------ Entries supplied

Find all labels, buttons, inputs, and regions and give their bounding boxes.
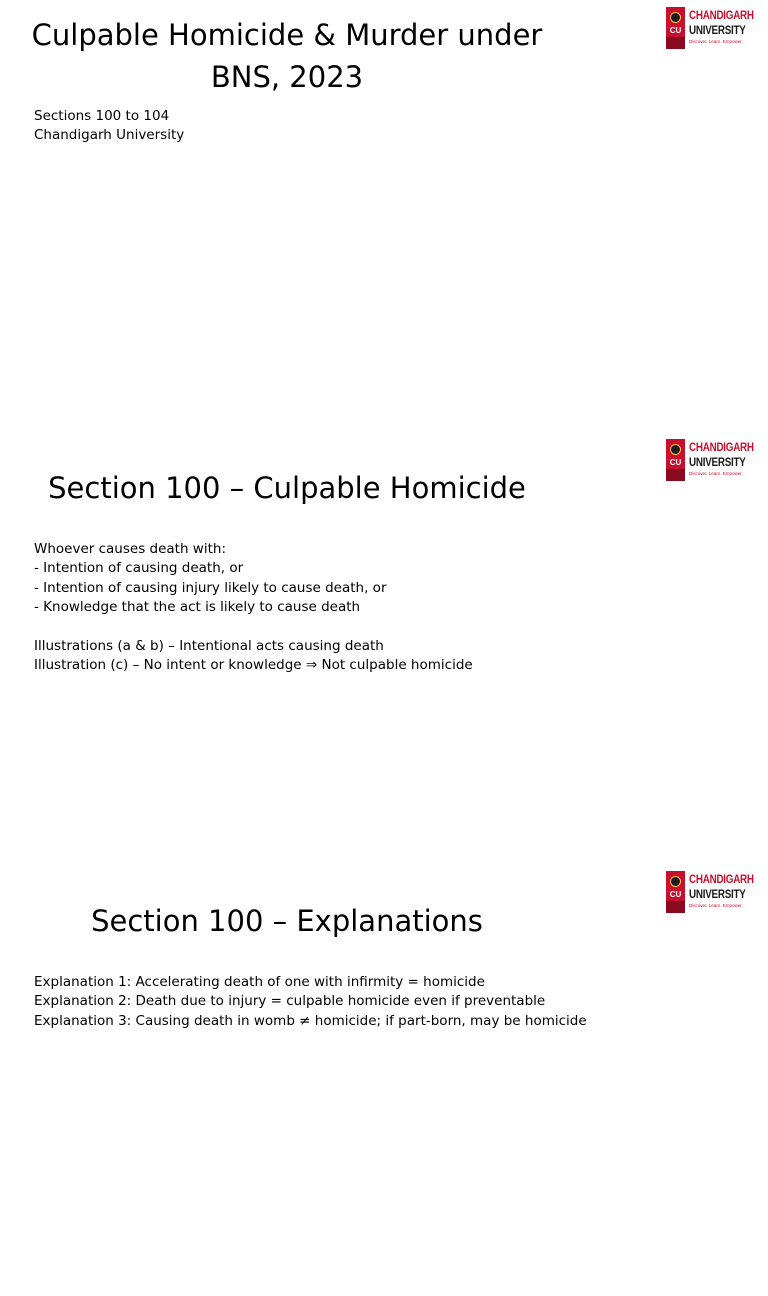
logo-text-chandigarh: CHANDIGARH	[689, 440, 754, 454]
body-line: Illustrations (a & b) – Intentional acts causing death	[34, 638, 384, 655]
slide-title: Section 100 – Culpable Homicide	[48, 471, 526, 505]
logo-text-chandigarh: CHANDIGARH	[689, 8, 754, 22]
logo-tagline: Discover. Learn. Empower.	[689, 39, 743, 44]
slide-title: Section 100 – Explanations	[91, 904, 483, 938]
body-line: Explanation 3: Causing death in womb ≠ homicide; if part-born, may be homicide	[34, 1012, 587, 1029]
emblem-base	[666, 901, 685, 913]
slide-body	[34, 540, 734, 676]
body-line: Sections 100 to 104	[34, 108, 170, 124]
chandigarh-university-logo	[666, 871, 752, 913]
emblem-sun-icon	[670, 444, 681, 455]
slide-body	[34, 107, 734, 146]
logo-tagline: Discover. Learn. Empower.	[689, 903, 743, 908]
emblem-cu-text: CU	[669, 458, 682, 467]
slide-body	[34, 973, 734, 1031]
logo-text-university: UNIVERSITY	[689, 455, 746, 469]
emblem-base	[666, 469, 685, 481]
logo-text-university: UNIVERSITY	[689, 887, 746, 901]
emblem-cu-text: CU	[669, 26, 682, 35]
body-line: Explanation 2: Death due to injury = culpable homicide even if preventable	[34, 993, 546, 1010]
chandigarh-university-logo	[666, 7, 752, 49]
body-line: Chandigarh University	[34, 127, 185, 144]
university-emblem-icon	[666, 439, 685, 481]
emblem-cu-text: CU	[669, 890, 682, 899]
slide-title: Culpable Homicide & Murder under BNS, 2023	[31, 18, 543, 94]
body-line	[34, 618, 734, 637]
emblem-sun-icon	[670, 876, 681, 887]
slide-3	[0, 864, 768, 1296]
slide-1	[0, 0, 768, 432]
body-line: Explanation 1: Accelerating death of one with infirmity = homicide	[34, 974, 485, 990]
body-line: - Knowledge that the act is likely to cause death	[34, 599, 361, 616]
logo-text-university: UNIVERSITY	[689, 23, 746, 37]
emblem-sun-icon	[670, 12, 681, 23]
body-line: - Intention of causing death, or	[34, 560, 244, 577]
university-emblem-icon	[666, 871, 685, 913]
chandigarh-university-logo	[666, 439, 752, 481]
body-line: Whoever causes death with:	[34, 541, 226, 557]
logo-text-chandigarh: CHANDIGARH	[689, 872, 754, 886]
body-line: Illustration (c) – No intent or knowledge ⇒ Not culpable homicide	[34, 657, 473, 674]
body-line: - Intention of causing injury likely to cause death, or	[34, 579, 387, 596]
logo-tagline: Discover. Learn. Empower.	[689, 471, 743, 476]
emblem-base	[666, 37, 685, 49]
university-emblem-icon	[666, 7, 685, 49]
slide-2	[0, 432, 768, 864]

------------

#### Goal
Write out the material above line for line, without changing a character, but leave out the picture.

#### Answer to this problem
Find all labels, buttons, inputs, and regions and give their bounding boxes.
logo-text-chandigarh: CHANDIGARH	[689, 440, 754, 454]
body-line: Illustrations (a & b) – Intentional acts causing death	[34, 638, 384, 655]
slide-title: Section 100 – Culpable Homicide	[48, 471, 526, 505]
logo-text-chandigarh: CHANDIGARH	[689, 8, 754, 22]
logo-tagline: Discover. Learn. Empower.	[689, 39, 743, 44]
slide-title: Section 100 – Explanations	[91, 904, 483, 938]
body-line: Explanation 3: Causing death in womb ≠ homicide; if part-born, may be homicide	[34, 1012, 587, 1029]
emblem-base	[666, 901, 685, 913]
slide-body	[34, 540, 734, 676]
body-line: Sections 100 to 104	[34, 108, 170, 124]
chandigarh-university-logo	[666, 871, 752, 913]
emblem-sun-icon	[670, 444, 681, 455]
slide-body	[34, 107, 734, 146]
logo-tagline: Discover. Learn. Empower.	[689, 903, 743, 908]
emblem-cu-text: CU	[669, 458, 682, 467]
slide-body	[34, 973, 734, 1031]
logo-text-university: UNIVERSITY	[689, 455, 746, 469]
emblem-base	[666, 469, 685, 481]
logo-text-university: UNIVERSITY	[689, 887, 746, 901]
emblem-cu-text: CU	[669, 26, 682, 35]
body-line: Explanation 2: Death due to injury = culpable homicide even if preventable	[34, 993, 546, 1010]
chandigarh-university-logo	[666, 7, 752, 49]
body-line: Chandigarh University	[34, 127, 185, 144]
university-emblem-icon	[666, 439, 685, 481]
emblem-cu-text: CU	[669, 890, 682, 899]
slide-title: Culpable Homicide & Murder under BNS, 2023	[31, 18, 543, 94]
body-line	[34, 618, 734, 637]
emblem-sun-icon	[670, 876, 681, 887]
slide-3	[0, 864, 768, 1296]
slide-1	[0, 0, 768, 432]
body-line: Explanation 1: Accelerating death of one with infirmity = homicide	[34, 974, 485, 990]
body-line: - Knowledge that the act is likely to cause death	[34, 599, 361, 616]
logo-text-university: UNIVERSITY	[689, 23, 746, 37]
emblem-sun-icon	[670, 12, 681, 23]
body-line: - Intention of causing death, or	[34, 560, 244, 577]
university-emblem-icon	[666, 871, 685, 913]
chandigarh-university-logo	[666, 439, 752, 481]
body-line: Whoever causes death with:	[34, 541, 226, 557]
logo-text-chandigarh: CHANDIGARH	[689, 872, 754, 886]
body-line: Illustration (c) – No intent or knowledge ⇒ Not culpable homicide	[34, 657, 473, 674]
body-line: - Intention of causing injury likely to cause death, or	[34, 579, 387, 596]
logo-tagline: Discover. Learn. Empower.	[689, 471, 743, 476]
emblem-base	[666, 37, 685, 49]
university-emblem-icon	[666, 7, 685, 49]
slide-2	[0, 432, 768, 864]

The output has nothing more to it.